PROBLEM TO WORK ON: Review the material and extract every line in which the word "Ranging" occurs.
***** MATERIAL TO PROCESS
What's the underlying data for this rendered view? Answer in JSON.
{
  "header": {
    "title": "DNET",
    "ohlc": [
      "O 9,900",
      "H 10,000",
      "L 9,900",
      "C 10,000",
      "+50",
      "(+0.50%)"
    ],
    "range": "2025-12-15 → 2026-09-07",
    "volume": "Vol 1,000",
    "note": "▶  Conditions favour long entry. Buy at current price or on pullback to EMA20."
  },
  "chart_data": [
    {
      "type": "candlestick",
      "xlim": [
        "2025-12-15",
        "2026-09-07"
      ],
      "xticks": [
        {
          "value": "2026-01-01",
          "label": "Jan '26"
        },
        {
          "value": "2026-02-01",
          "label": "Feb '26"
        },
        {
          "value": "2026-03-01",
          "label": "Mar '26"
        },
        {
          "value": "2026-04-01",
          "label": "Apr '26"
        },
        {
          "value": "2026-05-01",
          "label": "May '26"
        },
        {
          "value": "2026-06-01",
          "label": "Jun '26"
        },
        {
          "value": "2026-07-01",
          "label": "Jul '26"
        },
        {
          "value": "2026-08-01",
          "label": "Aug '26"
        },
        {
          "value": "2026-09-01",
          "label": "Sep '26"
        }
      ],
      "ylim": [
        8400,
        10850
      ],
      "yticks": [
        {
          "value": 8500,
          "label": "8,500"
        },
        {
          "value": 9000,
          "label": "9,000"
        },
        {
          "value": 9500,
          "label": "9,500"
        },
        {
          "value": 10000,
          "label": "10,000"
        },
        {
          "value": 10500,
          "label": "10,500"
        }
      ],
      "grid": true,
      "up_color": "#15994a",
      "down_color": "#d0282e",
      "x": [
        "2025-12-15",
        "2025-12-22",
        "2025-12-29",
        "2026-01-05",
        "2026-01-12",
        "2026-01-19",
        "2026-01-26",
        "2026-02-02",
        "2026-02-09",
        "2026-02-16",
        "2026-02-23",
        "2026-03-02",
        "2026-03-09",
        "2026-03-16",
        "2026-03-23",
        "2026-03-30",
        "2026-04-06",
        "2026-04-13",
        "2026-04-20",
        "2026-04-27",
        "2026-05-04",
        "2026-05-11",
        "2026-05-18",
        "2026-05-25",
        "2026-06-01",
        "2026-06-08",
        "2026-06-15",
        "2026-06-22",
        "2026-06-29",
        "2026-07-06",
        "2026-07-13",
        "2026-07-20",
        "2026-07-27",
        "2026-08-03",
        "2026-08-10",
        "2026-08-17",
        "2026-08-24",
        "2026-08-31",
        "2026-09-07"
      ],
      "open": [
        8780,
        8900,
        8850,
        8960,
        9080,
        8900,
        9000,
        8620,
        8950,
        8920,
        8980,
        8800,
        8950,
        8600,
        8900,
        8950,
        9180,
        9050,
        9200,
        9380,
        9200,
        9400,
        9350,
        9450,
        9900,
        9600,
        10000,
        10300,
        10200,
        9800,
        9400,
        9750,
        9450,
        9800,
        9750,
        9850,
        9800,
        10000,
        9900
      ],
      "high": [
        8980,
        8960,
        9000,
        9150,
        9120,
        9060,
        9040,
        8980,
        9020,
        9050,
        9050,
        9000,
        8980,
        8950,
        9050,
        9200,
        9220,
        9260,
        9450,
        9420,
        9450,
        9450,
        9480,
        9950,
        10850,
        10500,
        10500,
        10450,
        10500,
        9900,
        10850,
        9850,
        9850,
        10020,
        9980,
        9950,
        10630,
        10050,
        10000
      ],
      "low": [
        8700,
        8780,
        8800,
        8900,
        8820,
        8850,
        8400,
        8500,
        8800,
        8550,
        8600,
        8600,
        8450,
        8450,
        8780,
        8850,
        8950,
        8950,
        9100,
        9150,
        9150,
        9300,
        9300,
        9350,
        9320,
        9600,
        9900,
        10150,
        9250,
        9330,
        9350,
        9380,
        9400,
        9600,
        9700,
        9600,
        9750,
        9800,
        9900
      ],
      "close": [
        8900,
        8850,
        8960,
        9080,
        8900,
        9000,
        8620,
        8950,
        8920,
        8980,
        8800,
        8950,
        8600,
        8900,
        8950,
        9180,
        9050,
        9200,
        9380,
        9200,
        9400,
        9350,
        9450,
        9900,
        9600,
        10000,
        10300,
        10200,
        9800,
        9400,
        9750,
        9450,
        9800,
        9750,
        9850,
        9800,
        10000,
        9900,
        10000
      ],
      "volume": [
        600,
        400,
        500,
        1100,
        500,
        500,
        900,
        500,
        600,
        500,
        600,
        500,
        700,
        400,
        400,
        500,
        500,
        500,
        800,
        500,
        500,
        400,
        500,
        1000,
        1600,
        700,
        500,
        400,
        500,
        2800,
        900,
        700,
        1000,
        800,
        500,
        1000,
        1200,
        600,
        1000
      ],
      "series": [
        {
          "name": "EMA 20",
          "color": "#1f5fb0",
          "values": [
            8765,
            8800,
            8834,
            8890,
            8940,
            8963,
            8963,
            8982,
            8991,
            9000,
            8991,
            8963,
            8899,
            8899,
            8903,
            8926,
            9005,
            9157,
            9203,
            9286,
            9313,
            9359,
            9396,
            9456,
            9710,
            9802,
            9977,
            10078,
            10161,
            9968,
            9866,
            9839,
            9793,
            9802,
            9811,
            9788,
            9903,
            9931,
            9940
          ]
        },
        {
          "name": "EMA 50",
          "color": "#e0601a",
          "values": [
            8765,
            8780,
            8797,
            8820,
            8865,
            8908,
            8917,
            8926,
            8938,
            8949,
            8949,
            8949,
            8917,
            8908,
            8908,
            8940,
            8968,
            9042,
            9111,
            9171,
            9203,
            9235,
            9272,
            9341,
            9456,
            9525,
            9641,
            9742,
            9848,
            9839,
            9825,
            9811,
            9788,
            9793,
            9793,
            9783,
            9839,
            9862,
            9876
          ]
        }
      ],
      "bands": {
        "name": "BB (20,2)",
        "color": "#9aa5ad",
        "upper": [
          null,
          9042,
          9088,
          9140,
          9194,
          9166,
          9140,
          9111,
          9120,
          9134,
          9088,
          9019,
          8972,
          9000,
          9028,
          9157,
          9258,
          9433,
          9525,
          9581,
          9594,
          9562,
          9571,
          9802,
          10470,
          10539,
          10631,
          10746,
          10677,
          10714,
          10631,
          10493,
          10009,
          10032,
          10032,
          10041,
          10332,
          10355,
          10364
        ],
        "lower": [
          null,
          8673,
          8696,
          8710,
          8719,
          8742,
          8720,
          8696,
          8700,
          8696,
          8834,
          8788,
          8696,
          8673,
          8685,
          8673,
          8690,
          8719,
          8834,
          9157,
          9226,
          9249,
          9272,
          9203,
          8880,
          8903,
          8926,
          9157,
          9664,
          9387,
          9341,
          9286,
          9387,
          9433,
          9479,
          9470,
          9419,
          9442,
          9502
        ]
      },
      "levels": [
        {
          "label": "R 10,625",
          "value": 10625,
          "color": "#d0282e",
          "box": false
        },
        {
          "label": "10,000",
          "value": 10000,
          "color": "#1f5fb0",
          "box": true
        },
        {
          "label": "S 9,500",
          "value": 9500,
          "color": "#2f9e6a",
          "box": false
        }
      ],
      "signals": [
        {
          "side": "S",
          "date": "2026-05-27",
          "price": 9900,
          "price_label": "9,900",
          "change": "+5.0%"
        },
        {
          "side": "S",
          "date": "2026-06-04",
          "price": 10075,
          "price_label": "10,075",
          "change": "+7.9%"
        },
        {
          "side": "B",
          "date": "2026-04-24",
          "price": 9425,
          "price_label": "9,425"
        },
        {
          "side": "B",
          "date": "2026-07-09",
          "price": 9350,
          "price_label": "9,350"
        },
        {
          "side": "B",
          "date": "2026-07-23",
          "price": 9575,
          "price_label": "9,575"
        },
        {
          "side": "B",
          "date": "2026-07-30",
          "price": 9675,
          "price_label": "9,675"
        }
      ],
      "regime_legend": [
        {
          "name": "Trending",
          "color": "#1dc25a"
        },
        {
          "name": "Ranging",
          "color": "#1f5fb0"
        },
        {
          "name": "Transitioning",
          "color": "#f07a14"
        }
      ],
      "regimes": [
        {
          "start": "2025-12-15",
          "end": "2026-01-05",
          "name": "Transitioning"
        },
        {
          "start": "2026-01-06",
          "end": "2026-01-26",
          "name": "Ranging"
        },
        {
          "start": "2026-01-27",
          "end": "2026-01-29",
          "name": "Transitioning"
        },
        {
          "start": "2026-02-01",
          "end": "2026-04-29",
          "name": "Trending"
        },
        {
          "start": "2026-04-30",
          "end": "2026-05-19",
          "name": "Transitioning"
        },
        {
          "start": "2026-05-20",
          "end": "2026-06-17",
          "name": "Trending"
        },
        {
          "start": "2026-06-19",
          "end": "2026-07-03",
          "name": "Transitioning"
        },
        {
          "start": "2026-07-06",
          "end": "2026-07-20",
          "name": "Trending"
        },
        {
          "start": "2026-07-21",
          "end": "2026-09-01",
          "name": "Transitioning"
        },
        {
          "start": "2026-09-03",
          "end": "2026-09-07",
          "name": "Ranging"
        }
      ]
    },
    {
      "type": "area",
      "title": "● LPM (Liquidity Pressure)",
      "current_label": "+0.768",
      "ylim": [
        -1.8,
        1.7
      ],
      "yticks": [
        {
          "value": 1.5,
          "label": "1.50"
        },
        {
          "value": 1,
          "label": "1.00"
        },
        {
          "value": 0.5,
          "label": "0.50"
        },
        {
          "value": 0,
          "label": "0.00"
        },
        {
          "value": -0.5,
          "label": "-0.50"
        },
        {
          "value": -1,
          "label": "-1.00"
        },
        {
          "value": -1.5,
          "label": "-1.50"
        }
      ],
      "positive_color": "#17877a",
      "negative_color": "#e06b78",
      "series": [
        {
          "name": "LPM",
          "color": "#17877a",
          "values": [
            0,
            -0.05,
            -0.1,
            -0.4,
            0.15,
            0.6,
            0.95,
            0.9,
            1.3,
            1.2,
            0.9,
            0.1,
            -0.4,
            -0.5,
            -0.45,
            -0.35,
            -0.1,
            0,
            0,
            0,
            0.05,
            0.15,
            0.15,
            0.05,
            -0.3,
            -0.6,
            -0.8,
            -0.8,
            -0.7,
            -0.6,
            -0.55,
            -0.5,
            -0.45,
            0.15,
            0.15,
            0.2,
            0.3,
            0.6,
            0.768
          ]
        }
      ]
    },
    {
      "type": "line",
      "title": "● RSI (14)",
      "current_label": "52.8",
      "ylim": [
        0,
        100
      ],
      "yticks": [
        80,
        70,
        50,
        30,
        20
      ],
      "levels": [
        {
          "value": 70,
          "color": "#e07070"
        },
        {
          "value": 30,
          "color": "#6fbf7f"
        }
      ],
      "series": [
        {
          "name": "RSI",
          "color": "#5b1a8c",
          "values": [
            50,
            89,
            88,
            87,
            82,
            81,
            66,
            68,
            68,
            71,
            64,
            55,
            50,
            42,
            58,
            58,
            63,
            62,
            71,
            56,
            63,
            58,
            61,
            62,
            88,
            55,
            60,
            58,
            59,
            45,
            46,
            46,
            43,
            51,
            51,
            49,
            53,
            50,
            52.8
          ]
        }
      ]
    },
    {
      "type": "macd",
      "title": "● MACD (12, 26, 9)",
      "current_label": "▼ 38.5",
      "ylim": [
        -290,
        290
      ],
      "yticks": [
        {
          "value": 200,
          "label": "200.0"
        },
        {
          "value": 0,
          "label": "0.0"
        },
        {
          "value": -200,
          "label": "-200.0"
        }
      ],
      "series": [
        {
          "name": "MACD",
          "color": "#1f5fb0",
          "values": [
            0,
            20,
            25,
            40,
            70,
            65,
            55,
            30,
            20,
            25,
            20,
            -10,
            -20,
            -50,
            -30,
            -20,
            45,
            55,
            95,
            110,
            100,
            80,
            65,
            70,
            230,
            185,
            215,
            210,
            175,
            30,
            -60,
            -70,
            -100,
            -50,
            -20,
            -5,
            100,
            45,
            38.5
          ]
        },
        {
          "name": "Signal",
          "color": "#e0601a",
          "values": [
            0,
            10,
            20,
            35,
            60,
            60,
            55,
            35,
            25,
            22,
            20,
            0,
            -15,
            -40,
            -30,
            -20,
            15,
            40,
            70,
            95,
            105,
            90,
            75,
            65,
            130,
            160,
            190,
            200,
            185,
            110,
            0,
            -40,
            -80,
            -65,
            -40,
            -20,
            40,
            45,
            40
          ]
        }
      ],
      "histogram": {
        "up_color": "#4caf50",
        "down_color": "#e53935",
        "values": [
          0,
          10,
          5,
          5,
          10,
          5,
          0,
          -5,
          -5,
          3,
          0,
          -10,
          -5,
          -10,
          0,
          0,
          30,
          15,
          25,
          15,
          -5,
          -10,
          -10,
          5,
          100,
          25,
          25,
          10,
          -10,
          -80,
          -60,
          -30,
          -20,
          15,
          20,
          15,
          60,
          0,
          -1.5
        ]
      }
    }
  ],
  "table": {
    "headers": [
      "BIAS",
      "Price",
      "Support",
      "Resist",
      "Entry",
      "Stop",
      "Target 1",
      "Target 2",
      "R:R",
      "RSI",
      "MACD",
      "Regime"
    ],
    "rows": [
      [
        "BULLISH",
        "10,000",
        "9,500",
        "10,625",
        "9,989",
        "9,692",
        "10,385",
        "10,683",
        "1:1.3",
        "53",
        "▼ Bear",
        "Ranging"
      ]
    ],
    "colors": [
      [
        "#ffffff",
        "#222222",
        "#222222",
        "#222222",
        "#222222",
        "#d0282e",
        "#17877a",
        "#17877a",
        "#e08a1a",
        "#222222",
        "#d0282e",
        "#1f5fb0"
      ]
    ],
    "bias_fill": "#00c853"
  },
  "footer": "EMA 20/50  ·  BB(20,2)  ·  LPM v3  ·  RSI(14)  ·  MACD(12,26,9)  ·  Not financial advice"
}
**********
ANSWER TO THE PROBLEM:
          "name": "Ranging",
          "name": "Ranging"
          "name": "Ranging"
        "Ranging"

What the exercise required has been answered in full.